#### STATED PROBLEM
Locate the word "title" in the material, then show every line that holds it.

#### RECORDS SHOWN
================
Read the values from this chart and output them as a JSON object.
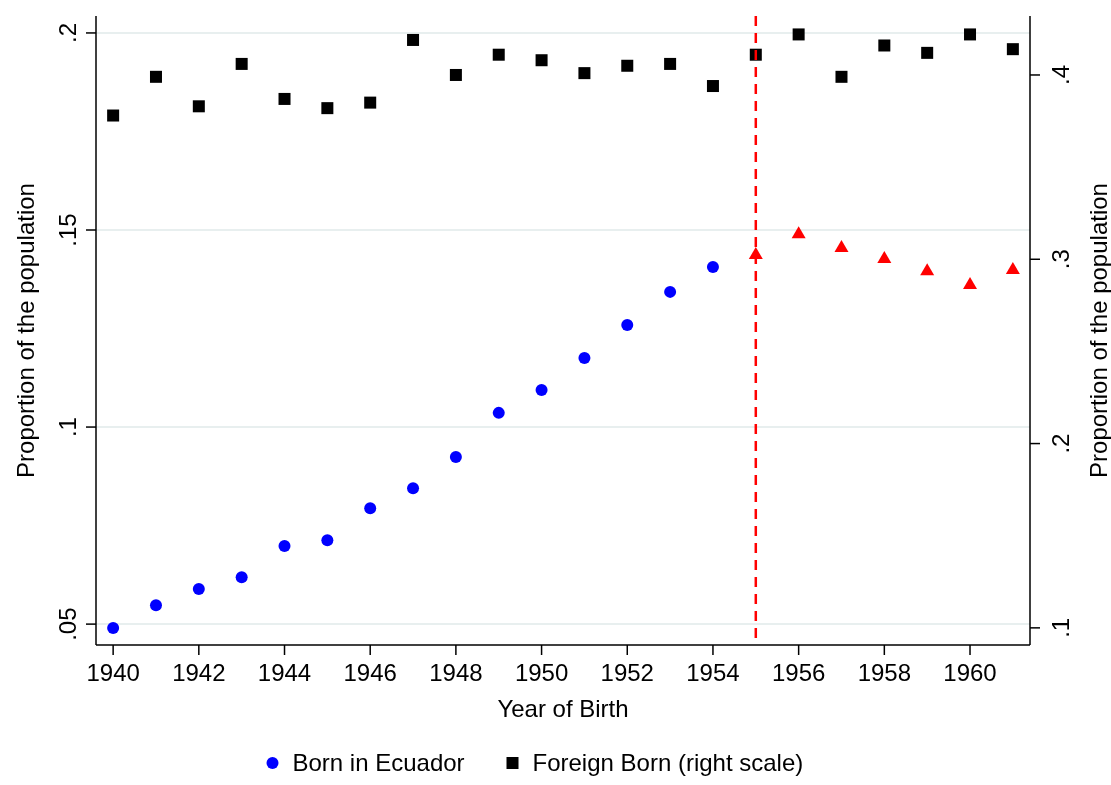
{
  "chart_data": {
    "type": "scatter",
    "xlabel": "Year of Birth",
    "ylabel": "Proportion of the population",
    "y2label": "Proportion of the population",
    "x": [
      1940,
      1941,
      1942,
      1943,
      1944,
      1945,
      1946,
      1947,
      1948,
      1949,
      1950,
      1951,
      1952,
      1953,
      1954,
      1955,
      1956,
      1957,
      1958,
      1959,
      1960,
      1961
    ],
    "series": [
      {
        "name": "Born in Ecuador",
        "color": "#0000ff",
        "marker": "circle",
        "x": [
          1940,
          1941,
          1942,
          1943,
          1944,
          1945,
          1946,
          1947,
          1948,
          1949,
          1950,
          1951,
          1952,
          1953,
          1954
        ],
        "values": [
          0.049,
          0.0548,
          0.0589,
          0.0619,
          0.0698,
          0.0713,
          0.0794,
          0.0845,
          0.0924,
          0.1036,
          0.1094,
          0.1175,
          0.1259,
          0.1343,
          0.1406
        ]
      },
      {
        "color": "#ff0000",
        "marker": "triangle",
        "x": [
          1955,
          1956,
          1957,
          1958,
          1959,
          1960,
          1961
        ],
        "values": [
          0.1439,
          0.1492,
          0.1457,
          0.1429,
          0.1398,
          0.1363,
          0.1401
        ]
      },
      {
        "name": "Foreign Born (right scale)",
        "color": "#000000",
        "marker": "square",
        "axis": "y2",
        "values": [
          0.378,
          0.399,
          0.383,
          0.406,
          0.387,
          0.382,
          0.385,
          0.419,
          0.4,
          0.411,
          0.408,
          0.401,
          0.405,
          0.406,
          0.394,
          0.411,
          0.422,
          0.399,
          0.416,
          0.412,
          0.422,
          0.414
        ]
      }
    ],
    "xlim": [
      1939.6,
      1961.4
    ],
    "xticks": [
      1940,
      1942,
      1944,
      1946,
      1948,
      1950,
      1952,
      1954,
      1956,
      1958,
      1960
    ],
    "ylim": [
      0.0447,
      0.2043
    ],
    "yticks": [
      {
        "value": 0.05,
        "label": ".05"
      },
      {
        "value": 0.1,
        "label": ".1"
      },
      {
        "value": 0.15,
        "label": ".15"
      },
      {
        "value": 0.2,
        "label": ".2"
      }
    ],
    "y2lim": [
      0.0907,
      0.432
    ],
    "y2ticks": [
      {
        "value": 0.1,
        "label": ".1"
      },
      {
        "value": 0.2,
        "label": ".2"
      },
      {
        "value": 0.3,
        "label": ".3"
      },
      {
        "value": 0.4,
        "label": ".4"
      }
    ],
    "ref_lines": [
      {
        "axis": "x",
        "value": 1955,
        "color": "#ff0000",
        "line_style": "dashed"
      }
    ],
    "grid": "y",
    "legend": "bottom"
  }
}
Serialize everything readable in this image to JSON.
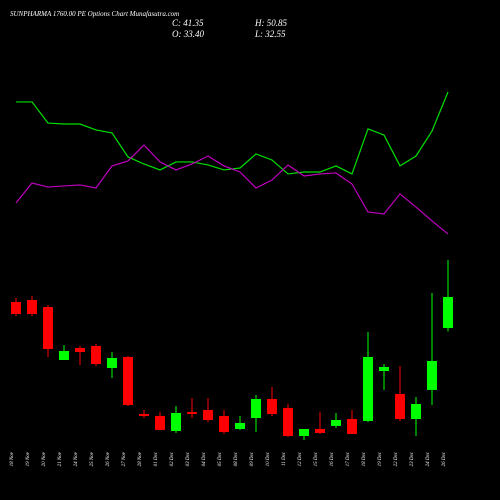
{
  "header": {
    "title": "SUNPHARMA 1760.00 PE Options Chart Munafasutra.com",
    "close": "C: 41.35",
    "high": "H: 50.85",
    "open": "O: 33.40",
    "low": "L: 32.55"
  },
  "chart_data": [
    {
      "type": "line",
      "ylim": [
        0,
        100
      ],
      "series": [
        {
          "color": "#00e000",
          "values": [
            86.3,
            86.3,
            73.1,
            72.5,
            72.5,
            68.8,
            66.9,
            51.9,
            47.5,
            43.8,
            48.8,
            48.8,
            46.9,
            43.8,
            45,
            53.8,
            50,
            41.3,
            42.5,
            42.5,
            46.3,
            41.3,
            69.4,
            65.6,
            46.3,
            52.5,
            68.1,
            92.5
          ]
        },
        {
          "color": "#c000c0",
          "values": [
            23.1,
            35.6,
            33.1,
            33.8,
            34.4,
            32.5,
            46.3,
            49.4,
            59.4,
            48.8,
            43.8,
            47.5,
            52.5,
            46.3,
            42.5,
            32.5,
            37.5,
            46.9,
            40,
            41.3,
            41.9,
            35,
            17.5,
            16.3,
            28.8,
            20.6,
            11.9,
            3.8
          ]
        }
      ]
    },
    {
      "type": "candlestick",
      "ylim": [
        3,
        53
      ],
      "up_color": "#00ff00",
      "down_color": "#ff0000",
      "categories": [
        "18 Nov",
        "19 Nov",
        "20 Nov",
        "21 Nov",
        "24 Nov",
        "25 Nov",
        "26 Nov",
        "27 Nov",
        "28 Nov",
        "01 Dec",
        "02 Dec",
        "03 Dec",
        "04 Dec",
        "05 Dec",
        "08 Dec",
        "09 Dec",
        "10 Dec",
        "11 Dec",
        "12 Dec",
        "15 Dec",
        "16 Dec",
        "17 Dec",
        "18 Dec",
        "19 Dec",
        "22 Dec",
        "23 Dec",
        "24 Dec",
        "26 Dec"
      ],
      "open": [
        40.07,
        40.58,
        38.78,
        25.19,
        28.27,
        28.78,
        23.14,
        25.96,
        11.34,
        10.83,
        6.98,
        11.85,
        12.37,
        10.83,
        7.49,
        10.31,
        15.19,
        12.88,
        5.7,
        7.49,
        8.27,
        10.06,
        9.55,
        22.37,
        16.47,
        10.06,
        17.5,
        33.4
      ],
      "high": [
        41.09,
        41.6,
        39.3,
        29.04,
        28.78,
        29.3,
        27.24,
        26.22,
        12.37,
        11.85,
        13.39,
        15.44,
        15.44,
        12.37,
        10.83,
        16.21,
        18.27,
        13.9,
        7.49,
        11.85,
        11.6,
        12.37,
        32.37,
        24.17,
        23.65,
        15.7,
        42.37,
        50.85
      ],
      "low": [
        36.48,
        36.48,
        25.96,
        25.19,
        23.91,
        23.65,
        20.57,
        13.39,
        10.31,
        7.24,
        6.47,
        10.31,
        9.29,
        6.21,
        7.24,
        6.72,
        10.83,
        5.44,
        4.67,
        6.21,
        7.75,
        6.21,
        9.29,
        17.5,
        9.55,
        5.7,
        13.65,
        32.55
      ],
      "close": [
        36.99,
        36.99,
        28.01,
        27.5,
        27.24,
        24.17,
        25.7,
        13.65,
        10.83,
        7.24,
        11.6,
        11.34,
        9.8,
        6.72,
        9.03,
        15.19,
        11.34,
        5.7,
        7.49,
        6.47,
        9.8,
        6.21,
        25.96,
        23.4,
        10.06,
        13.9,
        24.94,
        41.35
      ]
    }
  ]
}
================
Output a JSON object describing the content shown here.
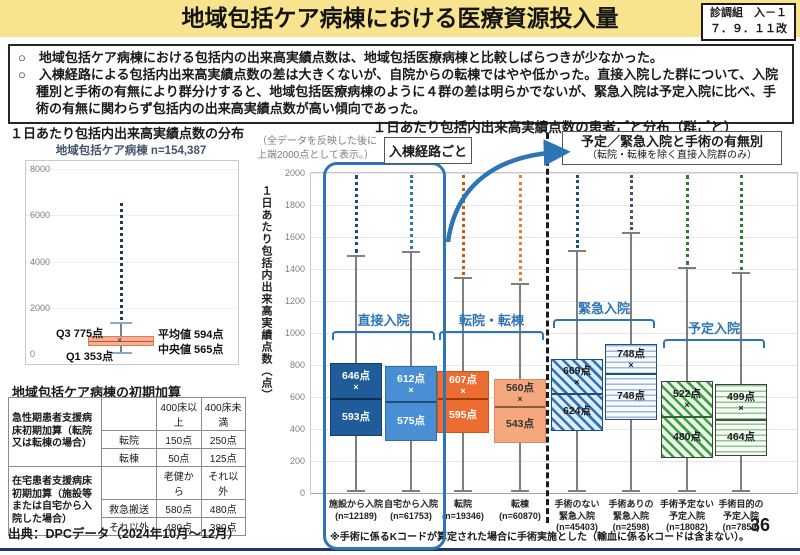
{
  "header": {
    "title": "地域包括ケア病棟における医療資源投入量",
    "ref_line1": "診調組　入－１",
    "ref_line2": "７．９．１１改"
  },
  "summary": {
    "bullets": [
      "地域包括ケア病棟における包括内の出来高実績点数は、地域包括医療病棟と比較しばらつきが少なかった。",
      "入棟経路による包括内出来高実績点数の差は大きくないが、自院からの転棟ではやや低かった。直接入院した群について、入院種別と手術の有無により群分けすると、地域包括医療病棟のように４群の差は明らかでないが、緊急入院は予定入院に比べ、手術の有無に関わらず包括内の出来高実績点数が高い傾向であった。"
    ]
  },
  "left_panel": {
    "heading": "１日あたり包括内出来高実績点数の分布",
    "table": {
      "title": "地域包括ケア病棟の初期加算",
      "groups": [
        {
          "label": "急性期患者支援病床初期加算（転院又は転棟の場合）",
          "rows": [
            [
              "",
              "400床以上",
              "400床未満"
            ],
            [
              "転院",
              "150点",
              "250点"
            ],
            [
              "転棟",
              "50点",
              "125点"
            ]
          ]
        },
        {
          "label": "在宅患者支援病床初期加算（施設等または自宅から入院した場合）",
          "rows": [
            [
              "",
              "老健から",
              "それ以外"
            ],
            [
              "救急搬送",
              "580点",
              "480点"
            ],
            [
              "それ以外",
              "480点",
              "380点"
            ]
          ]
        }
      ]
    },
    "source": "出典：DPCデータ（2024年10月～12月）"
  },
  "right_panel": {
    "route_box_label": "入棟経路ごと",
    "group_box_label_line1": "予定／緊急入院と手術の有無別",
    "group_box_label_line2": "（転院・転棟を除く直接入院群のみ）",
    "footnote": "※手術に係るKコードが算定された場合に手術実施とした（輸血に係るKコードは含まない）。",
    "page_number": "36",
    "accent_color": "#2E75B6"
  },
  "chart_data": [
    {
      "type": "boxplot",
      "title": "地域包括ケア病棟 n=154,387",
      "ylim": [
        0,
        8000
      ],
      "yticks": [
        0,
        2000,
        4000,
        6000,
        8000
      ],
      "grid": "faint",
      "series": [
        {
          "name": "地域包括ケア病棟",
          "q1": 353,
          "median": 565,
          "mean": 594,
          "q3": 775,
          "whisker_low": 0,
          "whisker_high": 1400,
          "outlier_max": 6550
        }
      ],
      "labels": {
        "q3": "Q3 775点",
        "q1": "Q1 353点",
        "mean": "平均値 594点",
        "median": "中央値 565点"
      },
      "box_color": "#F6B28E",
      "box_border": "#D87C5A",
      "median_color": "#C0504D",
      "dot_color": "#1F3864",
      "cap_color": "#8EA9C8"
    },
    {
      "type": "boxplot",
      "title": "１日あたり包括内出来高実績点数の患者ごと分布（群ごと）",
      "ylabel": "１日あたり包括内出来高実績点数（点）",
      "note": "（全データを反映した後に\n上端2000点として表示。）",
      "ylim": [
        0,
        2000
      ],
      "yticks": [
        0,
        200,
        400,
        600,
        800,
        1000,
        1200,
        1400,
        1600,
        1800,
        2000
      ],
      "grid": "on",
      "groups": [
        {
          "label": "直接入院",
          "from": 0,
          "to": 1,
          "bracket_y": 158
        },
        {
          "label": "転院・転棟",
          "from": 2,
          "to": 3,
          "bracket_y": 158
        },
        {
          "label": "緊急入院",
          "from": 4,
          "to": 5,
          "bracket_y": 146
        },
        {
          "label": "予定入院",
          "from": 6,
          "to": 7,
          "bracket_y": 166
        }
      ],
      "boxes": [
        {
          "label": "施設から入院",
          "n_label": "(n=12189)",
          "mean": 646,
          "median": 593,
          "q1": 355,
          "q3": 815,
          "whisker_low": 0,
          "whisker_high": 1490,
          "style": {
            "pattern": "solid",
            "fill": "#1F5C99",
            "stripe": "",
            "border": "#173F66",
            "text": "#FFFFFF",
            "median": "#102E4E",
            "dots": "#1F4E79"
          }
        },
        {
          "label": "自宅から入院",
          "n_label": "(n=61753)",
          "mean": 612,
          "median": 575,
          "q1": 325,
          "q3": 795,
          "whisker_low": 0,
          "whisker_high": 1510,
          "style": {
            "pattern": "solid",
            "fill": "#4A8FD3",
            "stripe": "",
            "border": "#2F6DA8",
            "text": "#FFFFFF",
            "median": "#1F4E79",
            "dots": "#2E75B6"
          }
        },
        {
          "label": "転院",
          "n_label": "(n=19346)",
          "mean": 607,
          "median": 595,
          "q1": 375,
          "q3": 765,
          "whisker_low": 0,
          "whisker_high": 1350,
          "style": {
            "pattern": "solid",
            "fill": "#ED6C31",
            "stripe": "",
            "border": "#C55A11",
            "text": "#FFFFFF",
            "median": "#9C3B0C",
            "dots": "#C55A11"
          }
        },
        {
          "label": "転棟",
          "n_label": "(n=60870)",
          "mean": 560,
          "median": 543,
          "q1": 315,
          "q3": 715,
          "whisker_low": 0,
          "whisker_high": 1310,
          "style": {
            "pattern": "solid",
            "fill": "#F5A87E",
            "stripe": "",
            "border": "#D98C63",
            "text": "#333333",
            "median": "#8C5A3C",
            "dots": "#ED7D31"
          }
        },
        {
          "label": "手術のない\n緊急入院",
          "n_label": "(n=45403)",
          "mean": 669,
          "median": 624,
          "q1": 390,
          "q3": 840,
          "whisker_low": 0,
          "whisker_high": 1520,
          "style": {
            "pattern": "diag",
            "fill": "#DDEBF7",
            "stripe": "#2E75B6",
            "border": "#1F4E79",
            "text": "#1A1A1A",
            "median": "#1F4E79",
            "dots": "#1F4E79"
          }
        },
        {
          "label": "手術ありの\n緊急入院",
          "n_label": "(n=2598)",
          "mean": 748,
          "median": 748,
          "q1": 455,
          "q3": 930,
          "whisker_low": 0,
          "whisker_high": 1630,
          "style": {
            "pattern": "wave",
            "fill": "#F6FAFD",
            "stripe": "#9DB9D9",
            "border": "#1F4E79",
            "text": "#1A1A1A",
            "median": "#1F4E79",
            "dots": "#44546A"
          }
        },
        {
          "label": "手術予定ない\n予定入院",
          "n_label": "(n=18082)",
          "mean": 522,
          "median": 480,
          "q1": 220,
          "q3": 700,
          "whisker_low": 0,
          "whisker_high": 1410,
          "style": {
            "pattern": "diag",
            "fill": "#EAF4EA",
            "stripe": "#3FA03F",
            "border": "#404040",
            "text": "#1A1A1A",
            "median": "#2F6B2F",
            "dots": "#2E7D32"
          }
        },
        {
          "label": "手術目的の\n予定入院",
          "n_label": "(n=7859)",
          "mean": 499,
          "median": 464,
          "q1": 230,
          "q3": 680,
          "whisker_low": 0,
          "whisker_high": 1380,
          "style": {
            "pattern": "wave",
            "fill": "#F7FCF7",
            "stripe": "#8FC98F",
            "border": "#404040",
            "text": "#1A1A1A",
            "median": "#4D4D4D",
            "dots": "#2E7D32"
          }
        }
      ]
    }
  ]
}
================
#### ANSWER TO THE TASK
    "title": "SUNPHARMA 1760.00 PE Options Chart Munafasutra.com",
    "title": "地域包括ケア病棟における医療資源投入量",
      "title": "地域包括ケア病棟の初期加算",
      "title": "地域包括ケア病棟 n=154,387",
      "title": "１日あたり包括内出来高実績点数の患者ごと分布（群ごと）",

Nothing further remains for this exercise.